REQUEST: Copy out every line in the entries below that includes "Output".

THE RECORDS:
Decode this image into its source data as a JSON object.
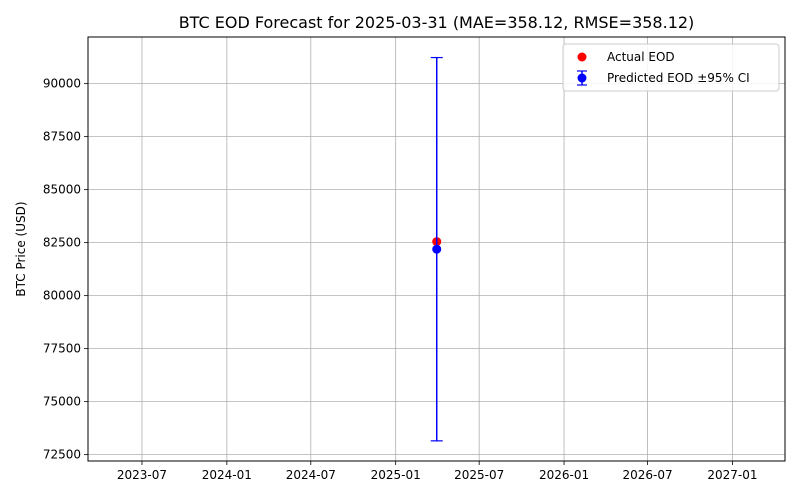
{
  "chart_data": {
    "type": "scatter",
    "title": "BTC EOD Forecast for 2025-03-31 (MAE=358.12, RMSE=358.12)",
    "xlabel": "",
    "ylabel": "BTC Price (USD)",
    "xlim": [
      "2023-03-06",
      "2027-04-25"
    ],
    "ylim": [
      72200,
      92200
    ],
    "x_ticks": [
      "2023-07",
      "2024-01",
      "2024-07",
      "2025-01",
      "2025-07",
      "2026-01",
      "2026-07",
      "2027-01"
    ],
    "x_tick_dates": [
      "2023-07-01",
      "2024-01-01",
      "2024-07-01",
      "2025-01-01",
      "2025-07-01",
      "2026-01-01",
      "2026-07-01",
      "2027-01-01"
    ],
    "y_ticks": [
      72500,
      75000,
      77500,
      80000,
      82500,
      85000,
      87500,
      90000
    ],
    "grid": true,
    "legend_position": "top-right",
    "series": [
      {
        "name": "Actual EOD",
        "kind": "scatter",
        "color": "#ff0000",
        "points": [
          {
            "x": "2025-03-31",
            "y": 82550
          }
        ]
      },
      {
        "name": "Predicted EOD ±95% CI",
        "kind": "errorbar",
        "color": "#0000ff",
        "points": [
          {
            "x": "2025-03-31",
            "y": 82190,
            "y_low": 73150,
            "y_high": 91230
          }
        ]
      }
    ]
  }
}
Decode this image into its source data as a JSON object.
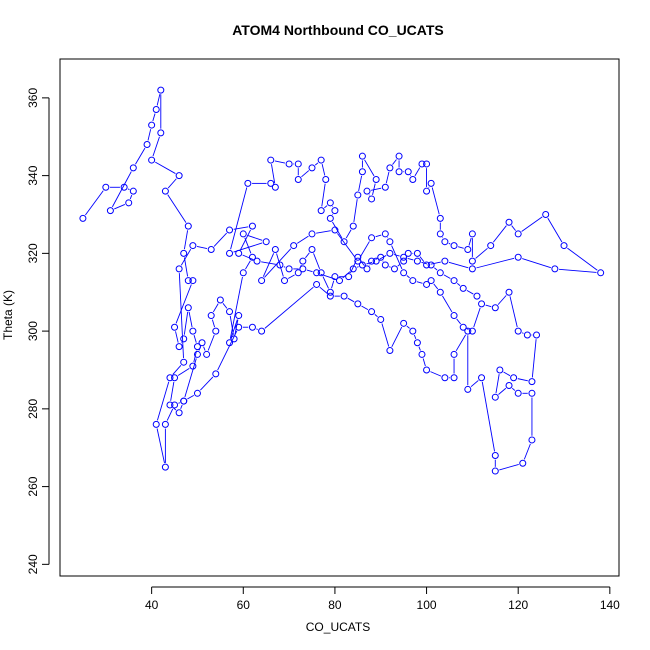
{
  "chart_data": {
    "type": "line",
    "title": "ATOM4 Northbound CO_UCATS",
    "xlabel": "CO_UCATS",
    "ylabel": "Theta (K)",
    "xlim": [
      20,
      142
    ],
    "ylim": [
      237,
      370
    ],
    "x_ticks": [
      40,
      60,
      80,
      100,
      120,
      140
    ],
    "y_ticks": [
      240,
      260,
      280,
      300,
      320,
      340,
      360
    ],
    "grid": false,
    "legend": "none",
    "series_color": "#0000ff",
    "line_style": "b (lines with gaps, open circle markers)",
    "series": [
      {
        "values": [
          [
            25,
            329
          ],
          [
            30,
            337
          ],
          [
            34,
            337
          ],
          [
            36,
            336
          ],
          [
            35,
            333
          ],
          [
            31,
            331
          ],
          [
            36,
            342
          ],
          [
            39,
            348
          ],
          [
            40,
            353
          ],
          [
            41,
            357
          ],
          [
            42,
            362
          ],
          [
            42,
            351
          ],
          [
            40,
            344
          ],
          [
            46,
            340
          ],
          [
            43,
            336
          ],
          [
            48,
            327
          ],
          [
            47,
            320
          ],
          [
            48,
            313
          ],
          [
            49,
            313
          ],
          [
            45,
            301
          ],
          [
            46,
            296
          ],
          [
            47,
            298
          ],
          [
            48,
            306
          ],
          [
            49,
            300
          ],
          [
            50,
            296
          ],
          [
            49,
            291
          ],
          [
            45,
            288
          ],
          [
            44,
            281
          ],
          [
            46,
            279
          ],
          [
            47,
            282
          ],
          [
            50,
            294
          ],
          [
            51,
            297
          ],
          [
            52,
            294
          ],
          [
            54,
            300
          ],
          [
            53,
            304
          ],
          [
            55,
            308
          ],
          [
            57,
            305
          ],
          [
            58,
            298
          ],
          [
            59,
            304
          ],
          [
            57,
            297
          ],
          [
            60,
            315
          ],
          [
            62,
            319
          ],
          [
            60,
            325
          ],
          [
            65,
            323
          ],
          [
            57,
            320
          ],
          [
            61,
            338
          ],
          [
            66,
            338
          ],
          [
            67,
            337
          ],
          [
            66,
            344
          ],
          [
            70,
            343
          ],
          [
            72,
            343
          ],
          [
            72,
            339
          ],
          [
            75,
            342
          ],
          [
            77,
            344
          ],
          [
            78,
            339
          ],
          [
            77,
            331
          ],
          [
            79,
            333
          ],
          [
            80,
            331
          ],
          [
            79,
            329
          ],
          [
            82,
            323
          ],
          [
            84,
            327
          ],
          [
            85,
            335
          ],
          [
            86,
            341
          ],
          [
            86,
            345
          ],
          [
            89,
            339
          ],
          [
            88,
            334
          ],
          [
            87,
            336
          ],
          [
            91,
            337
          ],
          [
            92,
            342
          ],
          [
            94,
            345
          ],
          [
            94,
            341
          ],
          [
            96,
            341
          ],
          [
            97,
            339
          ],
          [
            99,
            343
          ],
          [
            100,
            343
          ],
          [
            100,
            336
          ],
          [
            101,
            338
          ],
          [
            103,
            329
          ],
          [
            103,
            325
          ],
          [
            104,
            323
          ],
          [
            106,
            322
          ],
          [
            109,
            321
          ],
          [
            110,
            325
          ],
          [
            110,
            318
          ],
          [
            114,
            322
          ],
          [
            118,
            328
          ],
          [
            120,
            325
          ],
          [
            126,
            330
          ],
          [
            130,
            322
          ],
          [
            138,
            315
          ],
          [
            128,
            316
          ],
          [
            120,
            319
          ],
          [
            110,
            316
          ],
          [
            104,
            318
          ],
          [
            100,
            317
          ],
          [
            98,
            320
          ],
          [
            96,
            320
          ],
          [
            95,
            318
          ],
          [
            93,
            316
          ],
          [
            91,
            317
          ],
          [
            90,
            319
          ],
          [
            88,
            318
          ],
          [
            87,
            316
          ],
          [
            85,
            319
          ],
          [
            83,
            314
          ],
          [
            80,
            314
          ],
          [
            79,
            310
          ],
          [
            77,
            315
          ],
          [
            75,
            321
          ],
          [
            73,
            318
          ],
          [
            72,
            315
          ],
          [
            69,
            313
          ],
          [
            67,
            321
          ],
          [
            64,
            313
          ],
          [
            71,
            322
          ],
          [
            75,
            325
          ],
          [
            80,
            326
          ],
          [
            85,
            318
          ],
          [
            88,
            324
          ],
          [
            91,
            325
          ],
          [
            92,
            323
          ],
          [
            95,
            315
          ],
          [
            97,
            313
          ],
          [
            100,
            312
          ],
          [
            101,
            313
          ],
          [
            103,
            310
          ],
          [
            106,
            304
          ],
          [
            108,
            301
          ],
          [
            110,
            300
          ],
          [
            112,
            307
          ],
          [
            115,
            306
          ],
          [
            118,
            310
          ],
          [
            120,
            300
          ],
          [
            122,
            299
          ],
          [
            124,
            299
          ],
          [
            123,
            287
          ],
          [
            119,
            288
          ],
          [
            116,
            290
          ],
          [
            115,
            283
          ],
          [
            118,
            286
          ],
          [
            120,
            284
          ],
          [
            123,
            284
          ],
          [
            123,
            272
          ],
          [
            121,
            266
          ],
          [
            115,
            264
          ],
          [
            115,
            268
          ],
          [
            112,
            288
          ],
          [
            109,
            285
          ],
          [
            109,
            300
          ],
          [
            106,
            294
          ],
          [
            106,
            288
          ],
          [
            104,
            288
          ],
          [
            100,
            290
          ],
          [
            99,
            294
          ],
          [
            98,
            297
          ],
          [
            97,
            300
          ],
          [
            95,
            302
          ],
          [
            92,
            295
          ],
          [
            90,
            303
          ],
          [
            88,
            305
          ],
          [
            85,
            307
          ],
          [
            82,
            309
          ],
          [
            79,
            309
          ],
          [
            76,
            312
          ],
          [
            64,
            300
          ],
          [
            62,
            301
          ],
          [
            59,
            301
          ],
          [
            54,
            289
          ],
          [
            50,
            284
          ],
          [
            47,
            282
          ],
          [
            45,
            281
          ],
          [
            43,
            276
          ],
          [
            43,
            265
          ],
          [
            41,
            276
          ],
          [
            44,
            288
          ],
          [
            47,
            292
          ],
          [
            46,
            316
          ],
          [
            49,
            322
          ],
          [
            53,
            321
          ],
          [
            57,
            326
          ],
          [
            62,
            327
          ],
          [
            59,
            320
          ],
          [
            63,
            318
          ],
          [
            68,
            317
          ],
          [
            70,
            316
          ],
          [
            73,
            316
          ],
          [
            76,
            315
          ],
          [
            81,
            313
          ],
          [
            84,
            316
          ],
          [
            86,
            317
          ],
          [
            89,
            318
          ],
          [
            92,
            320
          ],
          [
            95,
            319
          ],
          [
            98,
            318
          ],
          [
            101,
            317
          ],
          [
            103,
            315
          ],
          [
            106,
            313
          ],
          [
            108,
            311
          ],
          [
            111,
            309
          ]
        ]
      }
    ]
  }
}
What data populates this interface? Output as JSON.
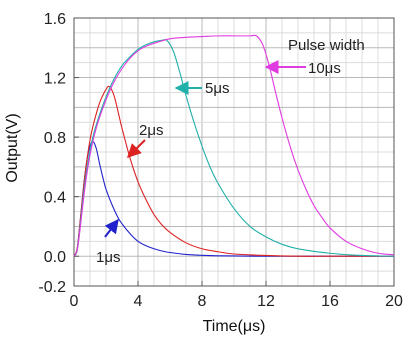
{
  "chart_data": {
    "type": "line",
    "title": "",
    "xlabel": "Time(μs)",
    "ylabel": "Output(V)",
    "xlim": [
      0,
      20
    ],
    "ylim": [
      -0.2,
      1.6
    ],
    "xticks": [
      0,
      4,
      8,
      12,
      16,
      20
    ],
    "yticks": [
      -0.2,
      0.0,
      0.4,
      0.8,
      1.2,
      1.6
    ],
    "xtick_labels": [
      "0",
      "4",
      "8",
      "12",
      "16",
      "20"
    ],
    "ytick_labels": [
      "-0.2",
      "0.0",
      "0.4",
      "0.8",
      "1.2",
      "1.6"
    ],
    "grid": true,
    "series": [
      {
        "name": "1μs",
        "color": "#2222cc",
        "x": [
          0,
          0.2,
          0.4,
          0.6,
          0.8,
          1.0,
          1.2,
          1.4,
          1.6,
          1.8,
          2.0,
          2.4,
          2.8,
          3.2,
          3.6,
          4.0,
          4.5,
          5.0,
          5.5,
          6.0,
          7.0,
          8.0,
          9.0,
          10.0,
          12.0,
          14.0,
          16.0,
          18.0,
          20.0
        ],
        "y": [
          0,
          0.05,
          0.25,
          0.47,
          0.64,
          0.74,
          0.77,
          0.72,
          0.62,
          0.53,
          0.45,
          0.34,
          0.25,
          0.19,
          0.14,
          0.1,
          0.07,
          0.05,
          0.035,
          0.025,
          0.012,
          0.006,
          0.003,
          0.002,
          0.0,
          0.0,
          0.0,
          0.0,
          0.0
        ]
      },
      {
        "name": "2μs",
        "color": "#dd2222",
        "x": [
          0,
          0.2,
          0.4,
          0.6,
          0.8,
          1.0,
          1.2,
          1.4,
          1.6,
          1.8,
          2.0,
          2.2,
          2.5,
          2.8,
          3.0,
          3.5,
          4.0,
          4.5,
          5.0,
          5.5,
          6.0,
          7.0,
          8.0,
          9.0,
          10.0,
          12.0,
          14.0,
          16.0,
          18.0,
          20.0
        ],
        "y": [
          0,
          0.05,
          0.25,
          0.46,
          0.64,
          0.78,
          0.88,
          0.96,
          1.03,
          1.08,
          1.12,
          1.14,
          1.08,
          0.95,
          0.86,
          0.66,
          0.5,
          0.38,
          0.28,
          0.21,
          0.16,
          0.09,
          0.05,
          0.03,
          0.015,
          0.005,
          0.0,
          0.0,
          0.0,
          0.0
        ]
      },
      {
        "name": "5μs",
        "color": "#22b0aa",
        "x": [
          0,
          0.2,
          0.4,
          0.6,
          0.8,
          1.0,
          1.2,
          1.5,
          2.0,
          2.5,
          3.0,
          3.5,
          4.0,
          4.5,
          5.0,
          5.5,
          5.8,
          6.2,
          6.6,
          7.0,
          7.5,
          8.0,
          8.5,
          9.0,
          10.0,
          11.0,
          12.0,
          13.0,
          14.0,
          16.0,
          18.0,
          20.0
        ],
        "y": [
          0,
          0.04,
          0.22,
          0.42,
          0.58,
          0.71,
          0.81,
          0.92,
          1.07,
          1.19,
          1.28,
          1.34,
          1.39,
          1.42,
          1.44,
          1.45,
          1.45,
          1.38,
          1.24,
          1.08,
          0.9,
          0.74,
          0.6,
          0.49,
          0.32,
          0.2,
          0.13,
          0.08,
          0.05,
          0.02,
          0.005,
          0.0
        ]
      },
      {
        "name": "10μs",
        "color": "#e03be0",
        "x": [
          0,
          0.2,
          0.4,
          0.6,
          0.8,
          1.0,
          1.2,
          1.5,
          2.0,
          2.5,
          3.0,
          3.5,
          4.0,
          4.5,
          5.0,
          6.0,
          7.0,
          8.0,
          9.0,
          10.0,
          11.0,
          11.4,
          11.8,
          12.2,
          12.6,
          13.0,
          13.5,
          14.0,
          14.5,
          15.0,
          15.5,
          16.0,
          17.0,
          18.0,
          19.0,
          20.0
        ],
        "y": [
          0,
          0.04,
          0.2,
          0.39,
          0.55,
          0.68,
          0.78,
          0.9,
          1.05,
          1.17,
          1.26,
          1.33,
          1.38,
          1.41,
          1.43,
          1.46,
          1.47,
          1.475,
          1.48,
          1.48,
          1.48,
          1.48,
          1.42,
          1.28,
          1.1,
          0.93,
          0.74,
          0.58,
          0.45,
          0.34,
          0.26,
          0.19,
          0.1,
          0.05,
          0.02,
          0.01
        ]
      }
    ],
    "annotations": [
      {
        "text": "Pulse width",
        "color": "#222222"
      },
      {
        "text": "10μs",
        "color": "#222222",
        "arrow_color": "#e03be0"
      },
      {
        "text": "5μs",
        "color": "#222222",
        "arrow_color": "#22b0aa"
      },
      {
        "text": "2μs",
        "color": "#222222",
        "arrow_color": "#dd2222"
      },
      {
        "text": "1μs",
        "color": "#222222",
        "arrow_color": "#2222cc"
      }
    ]
  }
}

EXERCISE SOLUTION:
What data populates this interface? Output as JSON.
    "ylabel": "Output(V)",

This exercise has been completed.